◆ Data for this task ◆
- - -

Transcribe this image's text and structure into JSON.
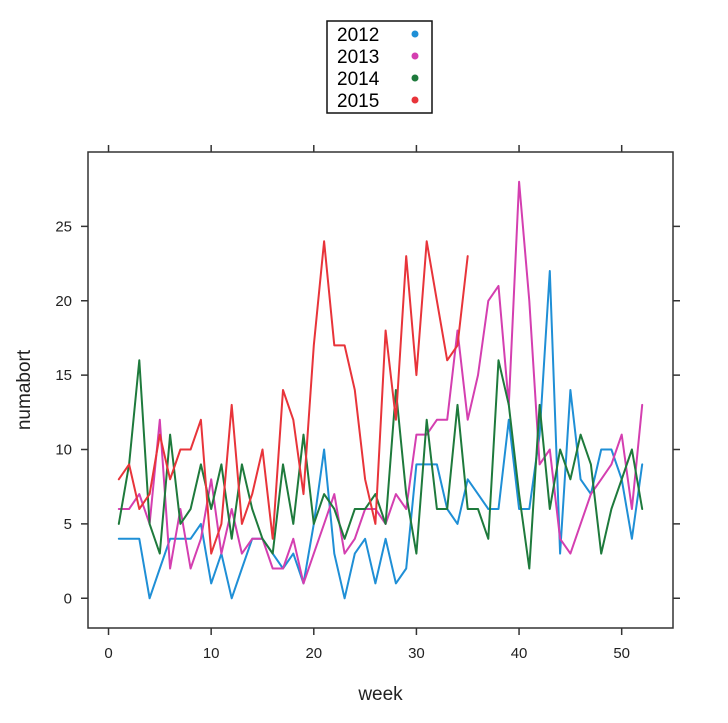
{
  "chart_data": {
    "type": "line",
    "xlabel": "week",
    "ylabel": "numabort",
    "xlim": [
      -2,
      55
    ],
    "ylim": [
      -2,
      30
    ],
    "x_ticks": [
      0,
      10,
      20,
      30,
      40,
      50
    ],
    "y_ticks": [
      0,
      5,
      10,
      15,
      20,
      25
    ],
    "grid": false,
    "legend_position": "top-center",
    "series": [
      {
        "name": "2012",
        "color": "#1f8fd6",
        "x": [
          1,
          2,
          3,
          4,
          5,
          6,
          7,
          8,
          9,
          10,
          11,
          12,
          13,
          14,
          15,
          16,
          17,
          18,
          19,
          20,
          21,
          22,
          23,
          24,
          25,
          26,
          27,
          28,
          29,
          30,
          31,
          32,
          33,
          34,
          35,
          36,
          37,
          38,
          39,
          40,
          41,
          42,
          43,
          44,
          45,
          46,
          47,
          48,
          49,
          50,
          51,
          52
        ],
        "values": [
          4,
          4,
          4,
          0,
          2,
          4,
          4,
          4,
          5,
          1,
          3,
          0,
          2,
          4,
          4,
          3,
          2,
          3,
          1,
          5,
          10,
          3,
          0,
          3,
          4,
          1,
          4,
          1,
          2,
          9,
          9,
          9,
          6,
          5,
          8,
          7,
          6,
          6,
          12,
          6,
          6,
          11,
          22,
          3,
          14,
          8,
          7,
          10,
          10,
          8,
          4,
          9
        ]
      },
      {
        "name": "2013",
        "color": "#d43fb0",
        "x": [
          1,
          2,
          3,
          4,
          5,
          6,
          7,
          8,
          9,
          10,
          11,
          12,
          13,
          14,
          15,
          16,
          17,
          18,
          19,
          20,
          21,
          22,
          23,
          24,
          25,
          26,
          27,
          28,
          29,
          30,
          31,
          32,
          33,
          34,
          35,
          36,
          37,
          38,
          39,
          40,
          41,
          42,
          43,
          44,
          45,
          46,
          47,
          48,
          49,
          50,
          51,
          52
        ],
        "values": [
          6,
          6,
          7,
          5,
          12,
          2,
          6,
          2,
          4,
          8,
          3,
          6,
          3,
          4,
          4,
          2,
          2,
          4,
          1,
          3,
          5,
          7,
          3,
          4,
          6,
          6,
          5,
          7,
          6,
          11,
          11,
          12,
          12,
          18,
          12,
          15,
          20,
          21,
          13,
          28,
          20,
          9,
          10,
          4,
          3,
          5,
          7,
          8,
          9,
          11,
          6,
          13
        ]
      },
      {
        "name": "2014",
        "color": "#1e7a3c",
        "x": [
          1,
          2,
          3,
          4,
          5,
          6,
          7,
          8,
          9,
          10,
          11,
          12,
          13,
          14,
          15,
          16,
          17,
          18,
          19,
          20,
          21,
          22,
          23,
          24,
          25,
          26,
          27,
          28,
          29,
          30,
          31,
          32,
          33,
          34,
          35,
          36,
          37,
          38,
          39,
          40,
          41,
          42,
          43,
          44,
          45,
          46,
          47,
          48,
          49,
          50,
          51,
          52
        ],
        "values": [
          5,
          9,
          16,
          5,
          3,
          11,
          5,
          6,
          9,
          6,
          9,
          4,
          9,
          6,
          4,
          3,
          9,
          5,
          11,
          5,
          7,
          6,
          4,
          6,
          6,
          7,
          5,
          14,
          7,
          3,
          12,
          6,
          6,
          13,
          6,
          6,
          4,
          16,
          13,
          7,
          2,
          13,
          6,
          10,
          8,
          11,
          9,
          3,
          6,
          8,
          10,
          6
        ]
      },
      {
        "name": "2015",
        "color": "#e8343a",
        "x": [
          1,
          2,
          3,
          4,
          5,
          6,
          7,
          8,
          9,
          10,
          11,
          12,
          13,
          14,
          15,
          16,
          17,
          18,
          19,
          20,
          21,
          22,
          23,
          24,
          25,
          26,
          27,
          28,
          29,
          30,
          31,
          32,
          33,
          34,
          35
        ],
        "values": [
          8,
          9,
          6,
          7,
          11,
          8,
          10,
          10,
          12,
          3,
          5,
          13,
          5,
          7,
          10,
          4,
          14,
          12,
          7,
          17,
          24,
          17,
          17,
          14,
          8,
          5,
          18,
          12,
          23,
          15,
          24,
          20,
          16,
          17,
          23
        ]
      }
    ]
  }
}
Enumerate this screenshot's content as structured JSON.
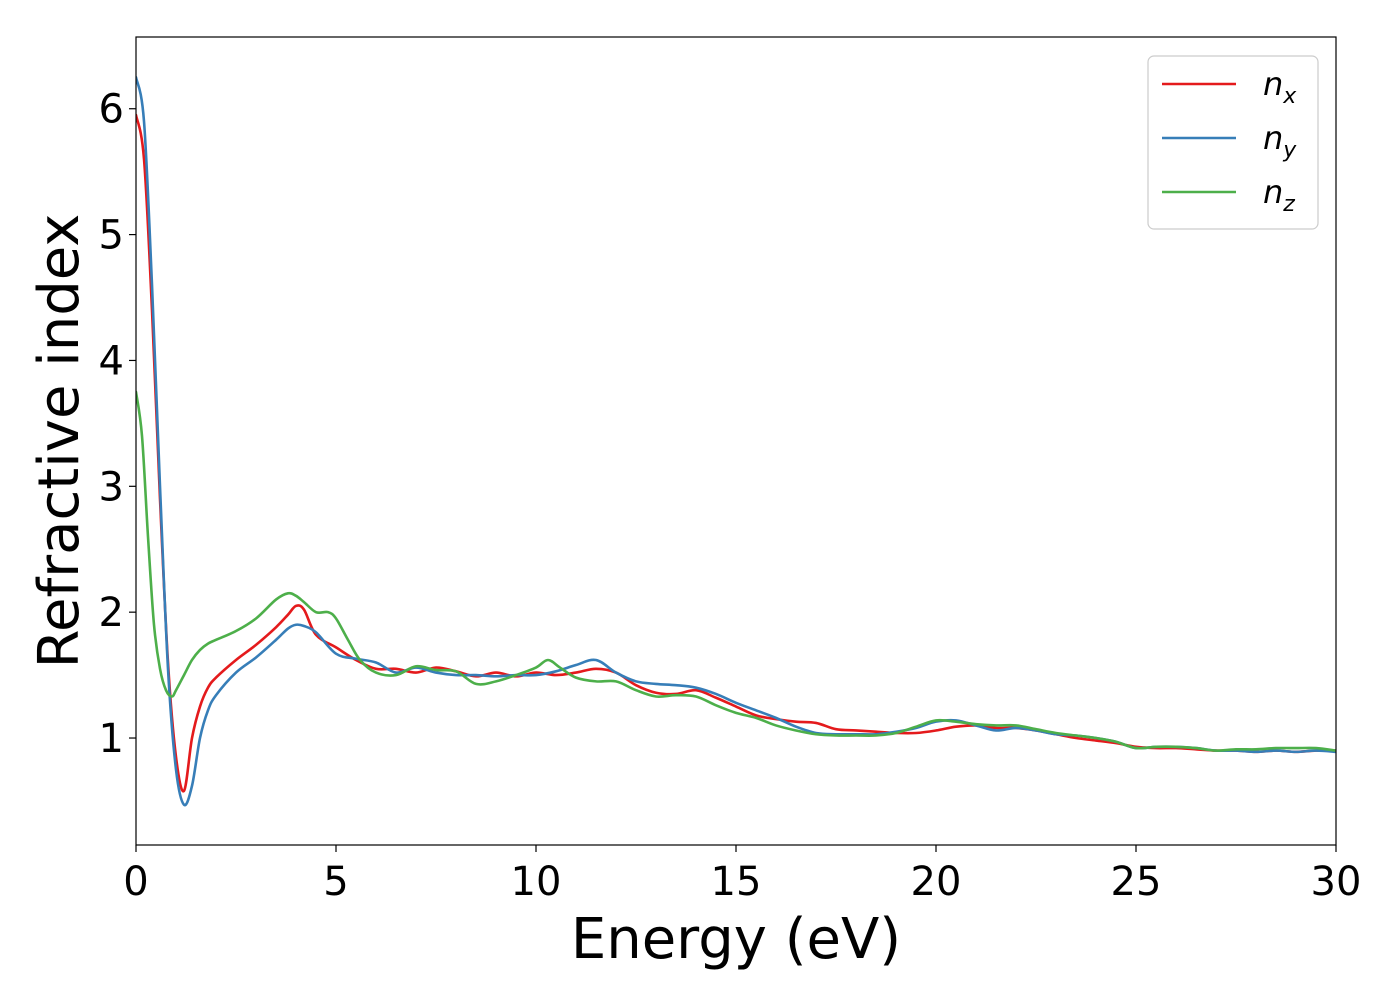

- - -

Output an exact copy of the material, with the pictures removed.

Transcribe this image's text and structure into JSON.
{
  "chart_data": {
    "type": "line",
    "xlabel": "week",
    "ylabel": "numabort",
    "xlim": [
      -2,
      55
    ],
    "ylim": [
      -2,
      30
    ],
    "x_ticks": [
      0,
      10,
      20,
      30,
      40,
      50
    ],
    "y_ticks": [
      0,
      5,
      10,
      15,
      20,
      25
    ],
    "grid": false,
    "legend_position": "top-center",
    "series": [
      {
        "name": "2012",
        "color": "#1f8fd6",
        "x": [
          1,
          2,
          3,
          4,
          5,
          6,
          7,
          8,
          9,
          10,
          11,
          12,
          13,
          14,
          15,
          16,
          17,
          18,
          19,
          20,
          21,
          22,
          23,
          24,
          25,
          26,
          27,
          28,
          29,
          30,
          31,
          32,
          33,
          34,
          35,
          36,
          37,
          38,
          39,
          40,
          41,
          42,
          43,
          44,
          45,
          46,
          47,
          48,
          49,
          50,
          51,
          52
        ],
        "values": [
          4,
          4,
          4,
          0,
          2,
          4,
          4,
          4,
          5,
          1,
          3,
          0,
          2,
          4,
          4,
          3,
          2,
          3,
          1,
          5,
          10,
          3,
          0,
          3,
          4,
          1,
          4,
          1,
          2,
          9,
          9,
          9,
          6,
          5,
          8,
          7,
          6,
          6,
          12,
          6,
          6,
          11,
          22,
          3,
          14,
          8,
          7,
          10,
          10,
          8,
          4,
          9
        ]
      },
      {
        "name": "2013",
        "color": "#d43fb0",
        "x": [
          1,
          2,
          3,
          4,
          5,
          6,
          7,
          8,
          9,
          10,
          11,
          12,
          13,
          14,
          15,
          16,
          17,
          18,
          19,
          20,
          21,
          22,
          23,
          24,
          25,
          26,
          27,
          28,
          29,
          30,
          31,
          32,
          33,
          34,
          35,
          36,
          37,
          38,
          39,
          40,
          41,
          42,
          43,
          44,
          45,
          46,
          47,
          48,
          49,
          50,
          51,
          52
        ],
        "values": [
          6,
          6,
          7,
          5,
          12,
          2,
          6,
          2,
          4,
          8,
          3,
          6,
          3,
          4,
          4,
          2,
          2,
          4,
          1,
          3,
          5,
          7,
          3,
          4,
          6,
          6,
          5,
          7,
          6,
          11,
          11,
          12,
          12,
          18,
          12,
          15,
          20,
          21,
          13,
          28,
          20,
          9,
          10,
          4,
          3,
          5,
          7,
          8,
          9,
          11,
          6,
          13
        ]
      },
      {
        "name": "2014",
        "color": "#1e7a3c",
        "x": [
          1,
          2,
          3,
          4,
          5,
          6,
          7,
          8,
          9,
          10,
          11,
          12,
          13,
          14,
          15,
          16,
          17,
          18,
          19,
          20,
          21,
          22,
          23,
          24,
          25,
          26,
          27,
          28,
          29,
          30,
          31,
          32,
          33,
          34,
          35,
          36,
          37,
          38,
          39,
          40,
          41,
          42,
          43,
          44,
          45,
          46,
          47,
          48,
          49,
          50,
          51,
          52
        ],
        "values": [
          5,
          9,
          16,
          5,
          3,
          11,
          5,
          6,
          9,
          6,
          9,
          4,
          9,
          6,
          4,
          3,
          9,
          5,
          11,
          5,
          7,
          6,
          4,
          6,
          6,
          7,
          5,
          14,
          7,
          3,
          12,
          6,
          6,
          13,
          6,
          6,
          4,
          16,
          13,
          7,
          2,
          13,
          6,
          10,
          8,
          11,
          9,
          3,
          6,
          8,
          10,
          6
        ]
      },
      {
        "name": "2015",
        "color": "#e8343a",
        "x": [
          1,
          2,
          3,
          4,
          5,
          6,
          7,
          8,
          9,
          10,
          11,
          12,
          13,
          14,
          15,
          16,
          17,
          18,
          19,
          20,
          21,
          22,
          23,
          24,
          25,
          26,
          27,
          28,
          29,
          30,
          31,
          32,
          33,
          34,
          35
        ],
        "values": [
          8,
          9,
          6,
          7,
          11,
          8,
          10,
          10,
          12,
          3,
          5,
          13,
          5,
          7,
          10,
          4,
          14,
          12,
          7,
          17,
          24,
          17,
          17,
          14,
          8,
          5,
          18,
          12,
          23,
          15,
          24,
          20,
          16,
          17,
          23
        ]
      }
    ]
  }
}
Enumerate this screenshot's content as structured JSON.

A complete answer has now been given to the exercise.